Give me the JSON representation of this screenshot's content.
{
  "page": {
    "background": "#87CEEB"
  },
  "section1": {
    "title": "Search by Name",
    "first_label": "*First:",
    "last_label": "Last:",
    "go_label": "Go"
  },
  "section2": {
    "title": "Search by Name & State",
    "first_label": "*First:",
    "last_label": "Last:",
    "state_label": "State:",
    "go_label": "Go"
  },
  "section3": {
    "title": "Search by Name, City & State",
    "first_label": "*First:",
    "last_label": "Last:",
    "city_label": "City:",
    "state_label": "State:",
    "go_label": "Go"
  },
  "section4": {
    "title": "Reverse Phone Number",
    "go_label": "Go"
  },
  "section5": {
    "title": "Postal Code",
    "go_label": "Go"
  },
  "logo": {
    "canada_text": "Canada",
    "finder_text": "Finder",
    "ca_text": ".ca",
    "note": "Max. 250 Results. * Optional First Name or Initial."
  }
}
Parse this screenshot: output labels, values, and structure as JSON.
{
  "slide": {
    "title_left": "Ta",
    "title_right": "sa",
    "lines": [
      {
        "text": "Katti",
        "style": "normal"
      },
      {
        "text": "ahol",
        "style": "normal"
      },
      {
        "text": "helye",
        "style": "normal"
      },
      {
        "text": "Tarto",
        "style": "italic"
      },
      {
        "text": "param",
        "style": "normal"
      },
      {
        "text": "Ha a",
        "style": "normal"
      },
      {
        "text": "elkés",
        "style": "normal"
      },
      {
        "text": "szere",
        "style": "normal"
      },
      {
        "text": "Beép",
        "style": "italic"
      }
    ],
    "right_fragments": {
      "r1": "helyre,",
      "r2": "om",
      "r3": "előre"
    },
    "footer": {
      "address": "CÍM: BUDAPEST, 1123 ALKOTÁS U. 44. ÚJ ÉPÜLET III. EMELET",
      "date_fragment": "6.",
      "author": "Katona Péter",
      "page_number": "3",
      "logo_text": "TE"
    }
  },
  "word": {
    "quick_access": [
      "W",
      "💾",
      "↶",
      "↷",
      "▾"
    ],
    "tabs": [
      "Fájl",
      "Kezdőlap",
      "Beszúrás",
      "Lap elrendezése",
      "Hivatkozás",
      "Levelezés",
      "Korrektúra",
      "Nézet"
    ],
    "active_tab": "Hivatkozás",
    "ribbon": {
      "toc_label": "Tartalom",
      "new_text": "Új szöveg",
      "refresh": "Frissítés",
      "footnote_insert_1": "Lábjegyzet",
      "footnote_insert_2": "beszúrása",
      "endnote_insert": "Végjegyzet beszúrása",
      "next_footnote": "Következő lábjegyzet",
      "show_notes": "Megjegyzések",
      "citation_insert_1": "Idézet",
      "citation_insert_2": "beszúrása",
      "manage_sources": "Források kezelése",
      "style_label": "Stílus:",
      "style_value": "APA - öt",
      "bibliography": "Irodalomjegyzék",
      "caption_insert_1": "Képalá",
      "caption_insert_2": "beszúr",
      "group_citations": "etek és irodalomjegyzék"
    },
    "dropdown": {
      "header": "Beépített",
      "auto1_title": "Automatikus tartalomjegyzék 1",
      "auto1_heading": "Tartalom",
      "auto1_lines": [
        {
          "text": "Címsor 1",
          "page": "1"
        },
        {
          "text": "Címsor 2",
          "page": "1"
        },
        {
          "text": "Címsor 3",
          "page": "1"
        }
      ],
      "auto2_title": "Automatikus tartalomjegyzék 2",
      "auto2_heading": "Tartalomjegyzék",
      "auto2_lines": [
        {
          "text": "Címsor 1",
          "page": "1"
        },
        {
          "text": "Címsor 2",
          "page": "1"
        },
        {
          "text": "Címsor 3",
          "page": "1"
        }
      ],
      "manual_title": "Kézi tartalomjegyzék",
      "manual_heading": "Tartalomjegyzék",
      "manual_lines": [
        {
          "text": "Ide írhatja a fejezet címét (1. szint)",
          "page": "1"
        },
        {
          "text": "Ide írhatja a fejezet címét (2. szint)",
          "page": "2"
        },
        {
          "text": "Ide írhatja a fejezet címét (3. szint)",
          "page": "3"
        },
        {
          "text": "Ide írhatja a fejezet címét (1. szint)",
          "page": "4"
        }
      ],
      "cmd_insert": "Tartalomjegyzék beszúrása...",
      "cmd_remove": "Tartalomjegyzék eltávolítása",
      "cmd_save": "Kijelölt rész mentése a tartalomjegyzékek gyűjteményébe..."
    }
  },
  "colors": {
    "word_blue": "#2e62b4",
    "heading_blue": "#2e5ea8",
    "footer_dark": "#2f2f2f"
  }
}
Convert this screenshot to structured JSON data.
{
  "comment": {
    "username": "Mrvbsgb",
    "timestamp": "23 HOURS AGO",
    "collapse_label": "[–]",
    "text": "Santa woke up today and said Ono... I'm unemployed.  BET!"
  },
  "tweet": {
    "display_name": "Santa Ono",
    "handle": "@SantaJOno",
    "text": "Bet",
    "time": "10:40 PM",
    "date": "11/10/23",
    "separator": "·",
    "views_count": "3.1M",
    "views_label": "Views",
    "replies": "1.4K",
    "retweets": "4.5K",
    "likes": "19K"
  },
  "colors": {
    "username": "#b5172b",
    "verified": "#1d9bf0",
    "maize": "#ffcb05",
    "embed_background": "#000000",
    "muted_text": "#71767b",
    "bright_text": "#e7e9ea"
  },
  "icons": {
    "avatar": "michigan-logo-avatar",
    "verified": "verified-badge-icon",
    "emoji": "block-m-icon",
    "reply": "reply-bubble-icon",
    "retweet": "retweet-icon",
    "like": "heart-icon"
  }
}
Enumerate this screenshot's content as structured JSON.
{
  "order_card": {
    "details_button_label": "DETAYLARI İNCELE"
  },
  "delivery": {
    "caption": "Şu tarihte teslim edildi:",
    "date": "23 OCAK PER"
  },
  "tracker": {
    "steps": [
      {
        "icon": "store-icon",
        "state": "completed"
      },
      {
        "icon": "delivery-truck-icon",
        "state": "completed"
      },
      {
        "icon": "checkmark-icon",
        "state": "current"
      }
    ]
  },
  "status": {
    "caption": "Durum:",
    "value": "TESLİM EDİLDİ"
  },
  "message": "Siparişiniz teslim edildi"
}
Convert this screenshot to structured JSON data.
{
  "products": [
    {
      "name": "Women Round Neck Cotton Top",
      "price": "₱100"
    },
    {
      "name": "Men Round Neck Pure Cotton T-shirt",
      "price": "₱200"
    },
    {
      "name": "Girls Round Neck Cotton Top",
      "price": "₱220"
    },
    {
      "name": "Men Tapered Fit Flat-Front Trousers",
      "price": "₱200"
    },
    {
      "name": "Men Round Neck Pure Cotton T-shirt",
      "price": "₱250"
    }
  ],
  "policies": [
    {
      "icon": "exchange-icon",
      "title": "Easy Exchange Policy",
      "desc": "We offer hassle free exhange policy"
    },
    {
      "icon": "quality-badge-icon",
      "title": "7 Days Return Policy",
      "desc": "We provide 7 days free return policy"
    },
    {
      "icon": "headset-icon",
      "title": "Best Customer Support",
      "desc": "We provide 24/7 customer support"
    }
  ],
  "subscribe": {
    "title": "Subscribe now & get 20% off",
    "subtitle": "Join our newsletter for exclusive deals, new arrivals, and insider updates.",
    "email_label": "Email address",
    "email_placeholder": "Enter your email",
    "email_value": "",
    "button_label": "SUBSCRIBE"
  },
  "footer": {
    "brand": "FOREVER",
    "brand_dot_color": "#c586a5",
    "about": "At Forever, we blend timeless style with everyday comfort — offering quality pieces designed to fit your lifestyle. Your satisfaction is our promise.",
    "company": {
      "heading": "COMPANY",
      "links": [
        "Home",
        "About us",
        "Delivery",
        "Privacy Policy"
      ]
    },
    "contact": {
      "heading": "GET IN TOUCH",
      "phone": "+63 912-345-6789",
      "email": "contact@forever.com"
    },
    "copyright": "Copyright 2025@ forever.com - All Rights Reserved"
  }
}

· · · · · · ·

What is required ▸ Work out how many lines of the data hold the string "Automatikus". Reply with that number alone.

Solution below ▸ 2